> [Stored data]
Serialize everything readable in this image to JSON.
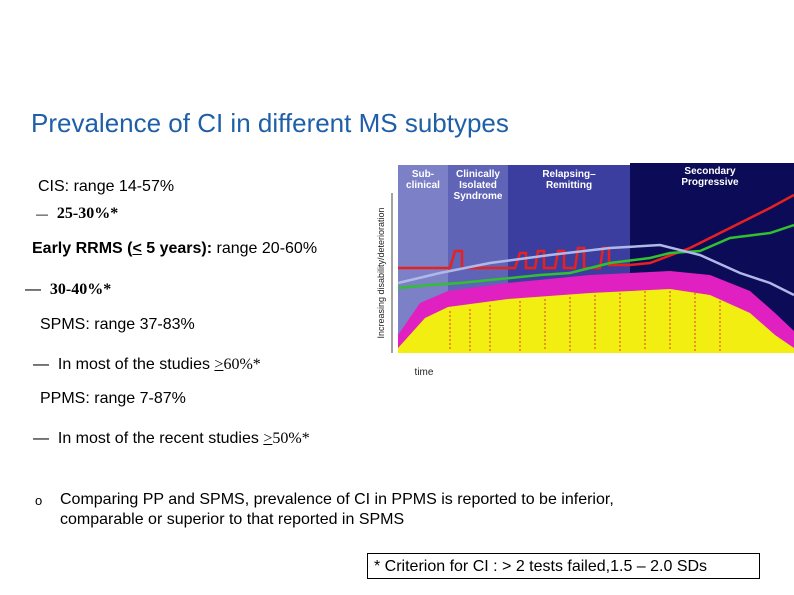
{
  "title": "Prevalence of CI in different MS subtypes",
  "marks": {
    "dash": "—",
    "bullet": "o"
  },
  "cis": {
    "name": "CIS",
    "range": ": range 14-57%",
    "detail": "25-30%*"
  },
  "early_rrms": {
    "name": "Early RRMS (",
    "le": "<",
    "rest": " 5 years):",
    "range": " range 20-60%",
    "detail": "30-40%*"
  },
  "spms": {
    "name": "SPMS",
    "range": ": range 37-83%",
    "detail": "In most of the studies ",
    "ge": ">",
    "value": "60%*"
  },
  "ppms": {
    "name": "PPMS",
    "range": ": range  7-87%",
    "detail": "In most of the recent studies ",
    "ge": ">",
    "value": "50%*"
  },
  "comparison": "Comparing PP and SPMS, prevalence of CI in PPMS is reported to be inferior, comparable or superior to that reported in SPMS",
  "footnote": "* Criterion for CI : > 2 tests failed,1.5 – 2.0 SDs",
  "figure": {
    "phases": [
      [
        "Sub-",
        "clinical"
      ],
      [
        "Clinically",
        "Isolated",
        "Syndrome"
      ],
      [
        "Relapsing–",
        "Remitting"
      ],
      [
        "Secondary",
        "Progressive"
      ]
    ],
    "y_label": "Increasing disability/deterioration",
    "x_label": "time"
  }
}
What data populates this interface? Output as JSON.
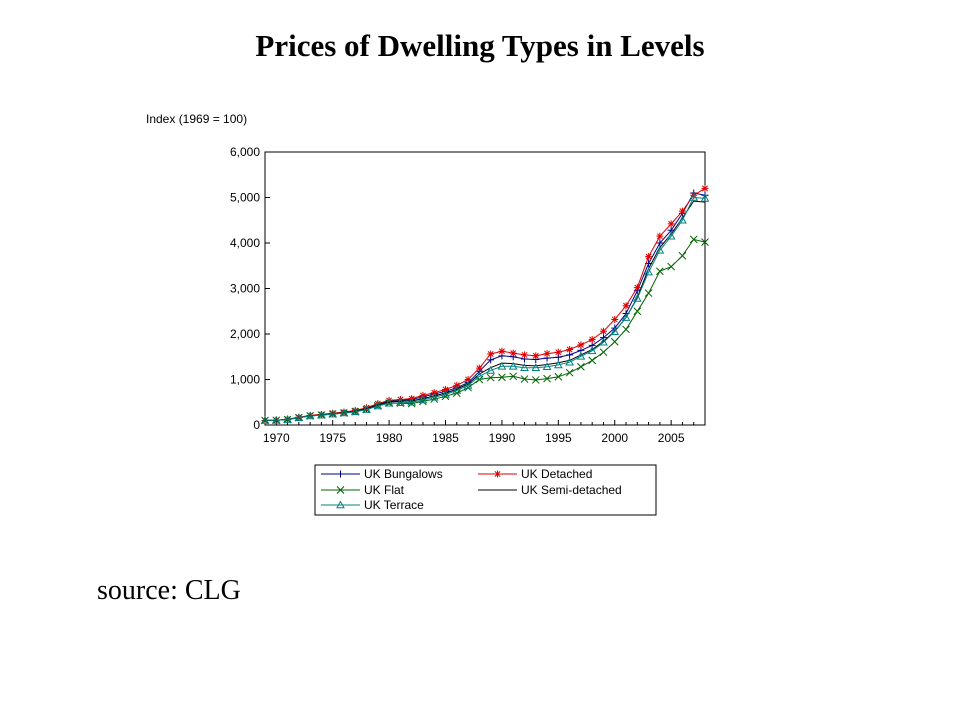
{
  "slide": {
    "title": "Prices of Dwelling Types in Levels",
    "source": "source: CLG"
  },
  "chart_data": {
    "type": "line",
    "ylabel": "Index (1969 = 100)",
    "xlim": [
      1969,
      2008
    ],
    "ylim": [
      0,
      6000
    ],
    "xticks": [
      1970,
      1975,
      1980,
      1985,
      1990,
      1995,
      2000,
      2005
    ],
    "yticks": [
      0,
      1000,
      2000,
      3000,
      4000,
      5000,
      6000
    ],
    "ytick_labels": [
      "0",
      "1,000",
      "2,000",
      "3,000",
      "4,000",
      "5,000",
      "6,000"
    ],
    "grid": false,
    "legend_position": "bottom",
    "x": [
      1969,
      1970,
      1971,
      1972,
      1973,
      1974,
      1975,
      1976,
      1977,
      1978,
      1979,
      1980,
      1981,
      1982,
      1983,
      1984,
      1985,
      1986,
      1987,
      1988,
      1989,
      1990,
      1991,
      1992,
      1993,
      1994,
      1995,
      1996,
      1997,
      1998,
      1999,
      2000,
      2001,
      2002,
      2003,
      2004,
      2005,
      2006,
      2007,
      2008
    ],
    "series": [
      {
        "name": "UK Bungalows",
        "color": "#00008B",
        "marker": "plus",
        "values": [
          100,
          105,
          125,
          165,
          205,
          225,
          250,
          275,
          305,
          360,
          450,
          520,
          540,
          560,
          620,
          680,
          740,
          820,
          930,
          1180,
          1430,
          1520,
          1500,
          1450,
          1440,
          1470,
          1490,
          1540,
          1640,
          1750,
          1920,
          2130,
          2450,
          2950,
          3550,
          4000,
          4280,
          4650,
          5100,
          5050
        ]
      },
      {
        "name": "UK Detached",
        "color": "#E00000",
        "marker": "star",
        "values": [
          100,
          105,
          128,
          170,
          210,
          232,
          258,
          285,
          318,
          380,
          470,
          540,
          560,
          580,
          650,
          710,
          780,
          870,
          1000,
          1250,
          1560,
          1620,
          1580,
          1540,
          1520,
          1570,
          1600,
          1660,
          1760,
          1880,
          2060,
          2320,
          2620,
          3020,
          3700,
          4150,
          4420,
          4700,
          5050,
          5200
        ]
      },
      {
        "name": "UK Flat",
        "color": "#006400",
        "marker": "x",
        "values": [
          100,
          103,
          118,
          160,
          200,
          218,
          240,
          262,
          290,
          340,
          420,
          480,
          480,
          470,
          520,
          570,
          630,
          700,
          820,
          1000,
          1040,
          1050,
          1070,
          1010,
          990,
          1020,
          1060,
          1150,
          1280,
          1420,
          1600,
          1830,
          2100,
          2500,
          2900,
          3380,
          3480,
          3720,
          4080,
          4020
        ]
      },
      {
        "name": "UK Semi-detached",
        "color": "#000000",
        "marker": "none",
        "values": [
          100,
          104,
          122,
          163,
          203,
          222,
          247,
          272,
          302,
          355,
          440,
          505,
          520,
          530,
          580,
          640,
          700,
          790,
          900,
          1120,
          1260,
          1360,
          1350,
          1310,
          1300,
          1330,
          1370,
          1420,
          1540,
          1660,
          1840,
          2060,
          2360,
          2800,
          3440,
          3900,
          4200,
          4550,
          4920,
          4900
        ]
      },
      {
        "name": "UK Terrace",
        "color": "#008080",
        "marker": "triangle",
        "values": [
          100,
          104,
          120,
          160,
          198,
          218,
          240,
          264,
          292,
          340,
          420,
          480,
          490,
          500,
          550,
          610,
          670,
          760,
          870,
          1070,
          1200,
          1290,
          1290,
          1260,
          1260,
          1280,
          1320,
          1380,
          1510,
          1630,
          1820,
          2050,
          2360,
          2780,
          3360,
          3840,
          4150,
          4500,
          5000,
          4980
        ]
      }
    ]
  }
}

> [Task to carry out] Please write out all of the material above without changing a word, and omit any pictures.

> [Task solution]
Serialize everything readable in this image to JSON.
{
  "title": "Prevalence of CI in different MS subtypes",
  "marks": {
    "dash": "—",
    "bullet": "o"
  },
  "cis": {
    "name": "CIS",
    "range": ": range 14-57%",
    "detail": "25-30%*"
  },
  "early_rrms": {
    "name": "Early RRMS (",
    "le": "<",
    "rest": " 5 years):",
    "range": " range 20-60%",
    "detail": "30-40%*"
  },
  "spms": {
    "name": "SPMS",
    "range": ": range 37-83%",
    "detail": "In most of the studies ",
    "ge": ">",
    "value": "60%*"
  },
  "ppms": {
    "name": "PPMS",
    "range": ": range  7-87%",
    "detail": "In most of the recent studies ",
    "ge": ">",
    "value": "50%*"
  },
  "comparison": "Comparing PP and SPMS, prevalence of CI in PPMS is reported to be inferior, comparable or superior to that reported in SPMS",
  "footnote": "* Criterion for CI : > 2 tests failed,1.5 – 2.0 SDs",
  "figure": {
    "phases": [
      [
        "Sub-",
        "clinical"
      ],
      [
        "Clinically",
        "Isolated",
        "Syndrome"
      ],
      [
        "Relapsing–",
        "Remitting"
      ],
      [
        "Secondary",
        "Progressive"
      ]
    ],
    "y_label": "Increasing disability/deterioration",
    "x_label": "time"
  }
}
What data populates this interface? Output as JSON.
{
  "slide": {
    "title": "Prices of Dwelling Types in Levels",
    "source": "source: CLG"
  },
  "chart_data": {
    "type": "line",
    "ylabel": "Index (1969 = 100)",
    "xlim": [
      1969,
      2008
    ],
    "ylim": [
      0,
      6000
    ],
    "xticks": [
      1970,
      1975,
      1980,
      1985,
      1990,
      1995,
      2000,
      2005
    ],
    "yticks": [
      0,
      1000,
      2000,
      3000,
      4000,
      5000,
      6000
    ],
    "ytick_labels": [
      "0",
      "1,000",
      "2,000",
      "3,000",
      "4,000",
      "5,000",
      "6,000"
    ],
    "grid": false,
    "legend_position": "bottom",
    "x": [
      1969,
      1970,
      1971,
      1972,
      1973,
      1974,
      1975,
      1976,
      1977,
      1978,
      1979,
      1980,
      1981,
      1982,
      1983,
      1984,
      1985,
      1986,
      1987,
      1988,
      1989,
      1990,
      1991,
      1992,
      1993,
      1994,
      1995,
      1996,
      1997,
      1998,
      1999,
      2000,
      2001,
      2002,
      2003,
      2004,
      2005,
      2006,
      2007,
      2008
    ],
    "series": [
      {
        "name": "UK Bungalows",
        "color": "#00008B",
        "marker": "plus",
        "values": [
          100,
          105,
          125,
          165,
          205,
          225,
          250,
          275,
          305,
          360,
          450,
          520,
          540,
          560,
          620,
          680,
          740,
          820,
          930,
          1180,
          1430,
          1520,
          1500,
          1450,
          1440,
          1470,
          1490,
          1540,
          1640,
          1750,
          1920,
          2130,
          2450,
          2950,
          3550,
          4000,
          4280,
          4650,
          5100,
          5050
        ]
      },
      {
        "name": "UK Detached",
        "color": "#E00000",
        "marker": "star",
        "values": [
          100,
          105,
          128,
          170,
          210,
          232,
          258,
          285,
          318,
          380,
          470,
          540,
          560,
          580,
          650,
          710,
          780,
          870,
          1000,
          1250,
          1560,
          1620,
          1580,
          1540,
          1520,
          1570,
          1600,
          1660,
          1760,
          1880,
          2060,
          2320,
          2620,
          3020,
          3700,
          4150,
          4420,
          4700,
          5050,
          5200
        ]
      },
      {
        "name": "UK Flat",
        "color": "#006400",
        "marker": "x",
        "values": [
          100,
          103,
          118,
          160,
          200,
          218,
          240,
          262,
          290,
          340,
          420,
          480,
          480,
          470,
          520,
          570,
          630,
          700,
          820,
          1000,
          1040,
          1050,
          1070,
          1010,
          990,
          1020,
          1060,
          1150,
          1280,
          1420,
          1600,
          1830,
          2100,
          2500,
          2900,
          3380,
          3480,
          3720,
          4080,
          4020
        ]
      },
      {
        "name": "UK Semi-detached",
        "color": "#000000",
        "marker": "none",
        "values": [
          100,
          104,
          122,
          163,
          203,
          222,
          247,
          272,
          302,
          355,
          440,
          505,
          520,
          530,
          580,
          640,
          700,
          790,
          900,
          1120,
          1260,
          1360,
          1350,
          1310,
          1300,
          1330,
          1370,
          1420,
          1540,
          1660,
          1840,
          2060,
          2360,
          2800,
          3440,
          3900,
          4200,
          4550,
          4920,
          4900
        ]
      },
      {
        "name": "UK Terrace",
        "color": "#008080",
        "marker": "triangle",
        "values": [
          100,
          104,
          120,
          160,
          198,
          218,
          240,
          264,
          292,
          340,
          420,
          480,
          490,
          500,
          550,
          610,
          670,
          760,
          870,
          1070,
          1200,
          1290,
          1290,
          1260,
          1260,
          1280,
          1320,
          1380,
          1510,
          1630,
          1820,
          2050,
          2360,
          2780,
          3360,
          3840,
          4150,
          4500,
          5000,
          4980
        ]
      }
    ]
  }
}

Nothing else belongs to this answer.